To do |
1. In the text on pinless power plug alignment, which LED lights up when the plug is optimally aligned with the concealed jack?
2. Recast the paragraph beginning "FIG. 6d shows a second visual indicator" from the text on pinless power plug alignment as a short bulleted list that keeps its main facts.
3. Continue the text on pinless power plug alignment, starting after its final sentence.

Document extract |
────────

It will be appreciated that, apart from magnetic mechanisms, other anchor-and-snag type tactile alignment means may alternatively be used such as suckers, hook-and-loop arrangements, ridge-and-groove arrangements and the like. Likewise these may be designed to selectively couple with only a selection of different power jacks in a common surface.

Visual Alignment Mechanisms

With reference to FIGS. 6a-e exemplary visual alignment mechanisms for a pinless power plug 120 are shown. FIGS. 6a-c show a pinless power plug 120 having a first visual indicator 250 consisting of two indicator LEDs: a rough alignment indicating orange LED 252 and fine alignment indicating green LED 254. A pinless power jack 110 is concealed beneath an opaque surface 130. FIG. 6a shows the pinless power plug 120 at a large distance from the pinless power jack 110 with neither of the two indicator LEDS being activated. FIG. 6b shows the pinless power plug 120 partially aligned with the pinless power jack 110 and the orange indicator LED 252 being lit up. This alerts a user that the plug 120 is in proximity with a pinless power jack 110, but is not properly aligned therewith. Referring to FIG. 6c, when the pinless power plug 120 is optimally aligned with the pinless power jack 110, the green indicator LED 254 is activated to signal to a user that the plug 120 and (concealed) jack 110 are properly aligned and optimal power transfer is possible.

FIG. 6d shows a second visual indicator consisting of a plurality of LEDs in a strip 260; it being appreciated that a larger number of LEDs provides for a greater degree of graduation in indication of proximity, and helps the user home in on the concealed jack. With reference to FIG. 6e, showing a third visual indicator, instead of or in addition to LEDs, an LCD display 265 may provide an alternative visual indicator, which can, in addition to providing indication of the degree of alignment, also provide indication of the current drawn by the load coupled to the plug, for example.

────────

Entries supplied |

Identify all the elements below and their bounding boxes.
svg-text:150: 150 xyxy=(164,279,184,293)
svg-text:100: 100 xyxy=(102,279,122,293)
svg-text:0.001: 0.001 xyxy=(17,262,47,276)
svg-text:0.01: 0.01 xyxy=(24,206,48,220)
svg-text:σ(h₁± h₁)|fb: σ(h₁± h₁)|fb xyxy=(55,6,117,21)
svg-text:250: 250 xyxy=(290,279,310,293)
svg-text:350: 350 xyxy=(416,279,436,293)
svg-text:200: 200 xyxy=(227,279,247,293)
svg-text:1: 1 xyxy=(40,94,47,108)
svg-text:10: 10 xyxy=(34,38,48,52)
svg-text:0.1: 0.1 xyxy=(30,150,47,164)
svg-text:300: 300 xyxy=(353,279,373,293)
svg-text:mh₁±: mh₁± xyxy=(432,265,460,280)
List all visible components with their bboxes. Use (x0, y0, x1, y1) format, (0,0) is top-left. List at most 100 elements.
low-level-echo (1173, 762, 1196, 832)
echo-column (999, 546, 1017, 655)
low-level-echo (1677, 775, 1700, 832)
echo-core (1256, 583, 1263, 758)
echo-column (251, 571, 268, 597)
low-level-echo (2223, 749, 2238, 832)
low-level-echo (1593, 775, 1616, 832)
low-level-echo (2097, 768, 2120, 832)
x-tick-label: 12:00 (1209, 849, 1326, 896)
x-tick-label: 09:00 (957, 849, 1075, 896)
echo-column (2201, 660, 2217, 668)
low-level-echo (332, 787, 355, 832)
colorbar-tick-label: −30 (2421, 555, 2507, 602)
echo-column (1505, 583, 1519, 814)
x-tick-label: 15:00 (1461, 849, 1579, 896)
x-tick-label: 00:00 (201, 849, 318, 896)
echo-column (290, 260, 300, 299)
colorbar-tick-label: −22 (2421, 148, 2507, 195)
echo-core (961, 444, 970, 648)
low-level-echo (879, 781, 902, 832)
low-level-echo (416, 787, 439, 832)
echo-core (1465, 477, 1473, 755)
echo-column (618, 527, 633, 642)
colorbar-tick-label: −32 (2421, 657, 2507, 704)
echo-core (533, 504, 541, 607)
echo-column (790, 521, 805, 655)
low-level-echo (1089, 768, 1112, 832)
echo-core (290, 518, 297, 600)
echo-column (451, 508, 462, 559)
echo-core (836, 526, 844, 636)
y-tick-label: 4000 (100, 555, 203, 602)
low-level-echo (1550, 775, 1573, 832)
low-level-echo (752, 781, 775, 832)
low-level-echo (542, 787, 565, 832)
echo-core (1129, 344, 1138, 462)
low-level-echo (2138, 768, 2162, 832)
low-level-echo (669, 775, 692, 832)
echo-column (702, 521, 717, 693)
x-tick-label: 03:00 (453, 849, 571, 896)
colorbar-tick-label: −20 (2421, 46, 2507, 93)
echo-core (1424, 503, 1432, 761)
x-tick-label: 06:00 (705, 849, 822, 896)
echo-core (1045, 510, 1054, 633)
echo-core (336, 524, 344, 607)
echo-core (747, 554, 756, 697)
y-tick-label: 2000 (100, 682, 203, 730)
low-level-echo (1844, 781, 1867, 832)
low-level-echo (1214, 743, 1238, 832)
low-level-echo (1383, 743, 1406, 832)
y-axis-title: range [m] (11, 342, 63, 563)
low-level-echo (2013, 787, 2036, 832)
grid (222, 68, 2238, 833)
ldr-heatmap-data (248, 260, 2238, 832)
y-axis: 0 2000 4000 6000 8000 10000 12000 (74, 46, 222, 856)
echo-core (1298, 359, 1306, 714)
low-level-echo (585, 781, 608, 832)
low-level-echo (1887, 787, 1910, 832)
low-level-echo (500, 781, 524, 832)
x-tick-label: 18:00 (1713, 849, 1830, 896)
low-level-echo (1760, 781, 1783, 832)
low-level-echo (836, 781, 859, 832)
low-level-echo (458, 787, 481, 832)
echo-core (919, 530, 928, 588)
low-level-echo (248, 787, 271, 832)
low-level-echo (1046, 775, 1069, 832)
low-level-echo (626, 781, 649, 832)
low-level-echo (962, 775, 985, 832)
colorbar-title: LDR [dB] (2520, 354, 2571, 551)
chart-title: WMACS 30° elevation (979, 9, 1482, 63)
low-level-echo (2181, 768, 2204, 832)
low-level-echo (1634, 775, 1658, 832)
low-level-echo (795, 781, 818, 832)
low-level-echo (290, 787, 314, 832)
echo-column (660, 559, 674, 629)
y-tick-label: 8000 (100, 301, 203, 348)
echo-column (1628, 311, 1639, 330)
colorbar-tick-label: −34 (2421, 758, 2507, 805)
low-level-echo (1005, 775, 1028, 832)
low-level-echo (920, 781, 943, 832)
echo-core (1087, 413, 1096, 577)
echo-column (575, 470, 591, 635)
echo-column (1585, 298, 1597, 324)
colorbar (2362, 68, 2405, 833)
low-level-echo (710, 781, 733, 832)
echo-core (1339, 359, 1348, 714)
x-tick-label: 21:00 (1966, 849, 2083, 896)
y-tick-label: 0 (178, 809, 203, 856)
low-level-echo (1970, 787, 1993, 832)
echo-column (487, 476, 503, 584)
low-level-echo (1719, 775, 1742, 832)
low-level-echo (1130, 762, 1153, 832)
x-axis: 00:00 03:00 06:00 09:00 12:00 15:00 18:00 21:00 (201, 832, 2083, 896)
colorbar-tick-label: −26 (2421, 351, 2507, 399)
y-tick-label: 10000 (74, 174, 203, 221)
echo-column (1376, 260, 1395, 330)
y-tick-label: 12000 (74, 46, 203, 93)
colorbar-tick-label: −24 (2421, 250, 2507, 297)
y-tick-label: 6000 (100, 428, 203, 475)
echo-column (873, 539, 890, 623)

────────

The results |
1. The green indicator LED 254 lights up.

2.
- FIG. 6d shows a second visual indicator: a strip 260 of multiple LEDs.
- More LEDs give finer graduation in showing proximity and help the user home in on the concealed jack.
- FIG. 6e shows a third visual indicator: an LCD display 265, used instead of or alongside LEDs.
- Besides the degree of alignment, the LCD can show other information, such as the current drawn by the load coupled to the plug.

3.
By their nature, LEDs are either illuminated or not illuminated, however proximity data may be encoded by flashing, frequency or the like. The intensity of power supplied to other types of indicator lamps may be used to indicate the degree of coupling, or a flashing indicator lamp may be provided, such that the frequency of flashing is indicative of degree of alignment. Indeed, where the load is an incandescent light source or the like, it may be used directly for alignment purposes, since poor alignment results in a noticeable dimming affect.

Additionally or alternatively to plug-mounted visual indicators for jack-plug alignment surface-mounted visual indicators may be provided. Thus, with reference to FIGS. 7a-d, various exemplary visual alignment mechanisms are shown located upon a flat surface 130 in which a pinless power jack 110 has been embedded. In FIG. 7a, showing a fourth visual indicator, a mark 270 has been made on the flat surface 130 directly above the concealed pinless power jack 110. This enables the user to physically align the plug with the mark 270 and thus with the concealed jack FIG. 7b shows a fifth visual indicator 272 consisting of two indicator LEDs embedded in the surface 130. This works as per the embodiment of FIGS. 6b and 6c, mutatis mutandis to provide a graduated indication of alignment. Similarly, FIG. 7c shows a sixth visual indicator 274 consisting of a plurality of LEDs in a strip embedded in the surface 130 for a more graduated degree of alignment indication and FIG. 7d shows a seventh visual indicator 276 consisting of an LCD display embedded in the surface 130.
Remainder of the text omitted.